> [WORK INSTRUCTION] Go through the entries and tally the lines containing the word "specimens". Only the total is wanted.

Document transcript data
[Start of Attachment]

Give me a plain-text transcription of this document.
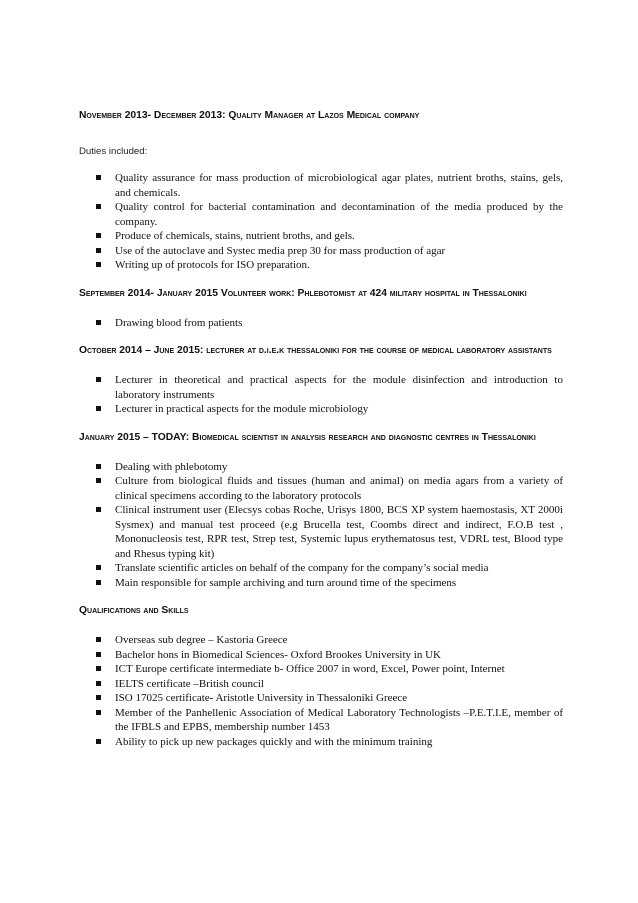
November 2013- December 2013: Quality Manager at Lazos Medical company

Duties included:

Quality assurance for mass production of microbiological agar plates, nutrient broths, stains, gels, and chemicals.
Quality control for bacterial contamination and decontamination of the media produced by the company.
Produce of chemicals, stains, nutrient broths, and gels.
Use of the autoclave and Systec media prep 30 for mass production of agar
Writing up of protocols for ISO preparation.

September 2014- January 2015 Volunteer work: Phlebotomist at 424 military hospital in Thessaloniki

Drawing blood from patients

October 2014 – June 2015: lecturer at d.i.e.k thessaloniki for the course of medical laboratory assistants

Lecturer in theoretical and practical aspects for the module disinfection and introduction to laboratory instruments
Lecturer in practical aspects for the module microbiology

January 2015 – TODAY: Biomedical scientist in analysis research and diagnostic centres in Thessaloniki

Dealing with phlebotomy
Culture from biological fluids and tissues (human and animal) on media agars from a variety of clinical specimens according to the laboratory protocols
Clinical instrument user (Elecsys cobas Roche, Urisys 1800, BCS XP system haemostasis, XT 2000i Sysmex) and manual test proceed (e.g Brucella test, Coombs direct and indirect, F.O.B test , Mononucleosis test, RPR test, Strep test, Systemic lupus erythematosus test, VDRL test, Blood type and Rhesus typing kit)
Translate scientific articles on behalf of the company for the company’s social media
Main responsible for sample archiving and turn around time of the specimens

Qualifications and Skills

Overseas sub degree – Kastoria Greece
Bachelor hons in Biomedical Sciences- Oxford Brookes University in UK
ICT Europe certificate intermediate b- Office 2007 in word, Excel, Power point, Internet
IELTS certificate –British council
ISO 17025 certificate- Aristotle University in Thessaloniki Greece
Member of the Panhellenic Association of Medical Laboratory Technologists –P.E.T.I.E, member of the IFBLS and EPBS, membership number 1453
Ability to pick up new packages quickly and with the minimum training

[End of Attachment]

> [REPLY TO THE EXERCISE] 2